**TEXT SECTION:**
|
|
|
date: Thu, 19 Feb 2009 11:15:59 -0000,
group: uk.net.web.authoring
back
Notepad Plus - ANSI or Unicode?
I downloaded Notepad+ and got those 2 versions in the zip. What should I be
using for web languages?
If anybody has a simple explanation for the A/U then do give it, but I have
bigger things on my hands so it's not important.
-dE|_---
date: Thu, 19 Feb 2009 11:15:59 -0000
author: dE|_
|
Re: Notepad Plus - ANSI or Unicode?
On 19 Feb, 11:15, "dE|_" wrote:
Go for Unicode.
> If anybody has a simple explanation for the A/U then do give it,
Unicode is a character set. A great big long list of characters,
sufficient to do every language in the world, except some of the
Klingon dialects and of course Welsh(*) No more having to _choose_ a
character set, just use Unicode and you're sorted. No need to know
which character set was used to create a document (was it ISO-8859-1
or ISO-8859-17?), in Unicode there's just one. This also means you can
mix languages and their local characters on the same page.
However Unicode is only half the story. It lists the characters, but
it doesn't specify how they're encoded into bytes. That's done by
something called UTF. UTF comes in three common flavours (and some
rare ones): UTF8, UTF8Y aka UTF8-BOM and UTF16.
Many operating systems and programming languages use UTF16 internally,
but it's not a great storage format as it's twice as many bytes as
ASCII. So it's best avoided. Watch out for Windows programs with a
"Save as Unicode" option - these usually mean UTF16. Look further down
and seek out UTF8. UTF16 also breaks some text-handling utilities,
including Subversion.
UTF8 is the one to use. It's complicated, as it's a variable length
encoding, but that's not your problem! "Simple" characters use one
byte, same as ASCII. In fact the ASCII characters and their bytes
overlap, so all ASCII documents are automatically valid and readable
UTF8 Unicode as well, without needing conversion. If it's not a simple
character, then UTF8 uses more bytes to represent it, as needed.
UTF8Y puts a three byte magic sequence onto the start of every
document to indicate that it's UTF8Y. Works fine, but you lose that
ASCII compatibility.
All HTML uses Unicode and has done since time immemorial. The encoding
may vary (and often isn't UTF8), but the character set is still that
of Unicode. So when you use a numeric entity, those numbers are
_always_ the numbers that refer to the Unicode character.
date: Thu, 19 Feb 2009 16:15:36 -0800 (PST)
author: Andy Dingley
|
Re: Notepad Plus - ANSI or Unicode?
Andy Dingley wrote:
> On 19 Feb, 11:15, "dE|_" wrote:
>
> Go for Unicode.
>
>> If anybody has a simple explanation for the A/U then do give it,
>
> Unicode is a character set. A great big long list of characters,
> sufficient to do every language in the world, except some of the
> Klingon dialects and of course Welsh(*) No more having to _choose_ a
> character set, just use Unicode and you're sorted. No need to know
> which character set was used to create a document (was it ISO-8859-1
> or ISO-8859-17?), in Unicode there's just one. This also means you can
> mix languages and their local characters on the same page.

**WHAT THE TASK ASKS:**
Carry on the newsgroup thread about Notepad Plus and Unicode from the point where it stops. The material after this thread is separate from it.

**RECORDED INFORMATION:**
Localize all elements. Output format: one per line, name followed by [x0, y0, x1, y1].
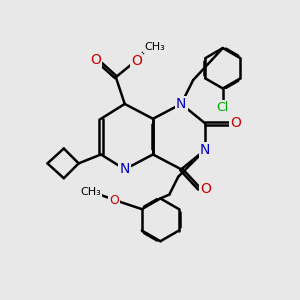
- Text: N: N: [176, 97, 186, 111]
- Text: CH₃: CH₃: [144, 43, 165, 52]
- Text: CH₃: CH₃: [80, 187, 101, 197]
- Text: O: O: [230, 116, 241, 130]
- Text: N: N: [200, 143, 210, 157]
- Text: Cl: Cl: [217, 101, 229, 114]
- Text: O: O: [90, 53, 101, 67]
- Text: O: O: [131, 54, 142, 68]
- Text: N: N: [119, 162, 130, 176]
- Text: O: O: [109, 194, 119, 207]
- Text: O: O: [200, 182, 211, 196]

**RESPONSE BELOW:**
>
> However Unicode is only half the story. It lists the characters, but
> it doesn't specify how they're encoded into bytes. That's done by
> something called UTF. UTF comes in three common flavours (and some
> rare ones): UTF8, UTF8Y aka UTF8-BOM and UTF16.
>
> Many operating systems and programming languages use UTF16 internally,
> but it's not a great storage format as it's twice as many bytes as
> ASCII. So it's best avoided. Watch out for Windows programs with a
> "Save as Unicode" option - these usually mean UTF16. Look further down
> and seek out UTF8. UTF16 also breaks some text-handling utilities,
> including Subversion.
>
> UTF8 is the one to use. It's complicated, as it's a variable length
> encoding, but that's not your problem! "Simple" characters use one
> byte, same as ASCII. In fact the ASCII characters and their bytes
> overlap, so all ASCII documents are automatically valid and readable
> UTF8 Unicode as well, without needing conversion. If it's not a simple
> character, then UTF8 uses more bytes to represent it, as needed.
>
> UTF8Y puts a three byte magic sequence onto the start of every
> document to indicate that it's UTF8Y. Works fine, but you lose that
> ASCII compatibility.
>
>
> All HTML uses Unicode and has done since time immemorial. The encoding
> may vary (and often isn't UTF8), but the character set is still that
> of Unicode. So when you use a numeric entity, those numbers are
> _always_ the numbers that refer to the Unicode character.
Not often do you see a contribution as clear, complete, and well-written.
Phil
date: Fri, 20 Feb 2009 09:15:12 +0000
author: Philip Herlihy
|
Re: Notepad Plus - ANSI or Unicode?
"Andy Dingley" wrote the likes of:
>
> Go for Unicode.
>
>> If anybody has a simple explanation for the A/U then do give it,
>
> Unicode is a character set. A great big long list of characters,
> sufficient to do every language in the world, except some of the
> Klingon dialects and of course Welsh(*) No more having to _choose_ a
> character set, just use Unicode and you're sorted. No need to know
> which character set was used to create a document (was it ISO-8859-1
> or ISO-8859-17?), in Unicode there's just one. This also means you can
> mix languages and their local characters on the same page.
>
> However Unicode is only half the story. It lists the characters, but
> it doesn't specify how they're encoded into bytes. That's done by
> something called UTF. UTF comes in three common flavours (and some
> rare ones): UTF8, UTF8Y aka UTF8-BOM and UTF16.
>
> Many operating systems and programming languages use UTF16 internally,
> but it's not a great storage format as it's twice as many bytes as
> ASCII. So it's best avoided. Watch out for Windows programs with a
> "Save as Unicode" option - these usually mean UTF16. Look further down
> and seek out UTF8. UTF16 also breaks some text-handling utilities,
> including Subversion.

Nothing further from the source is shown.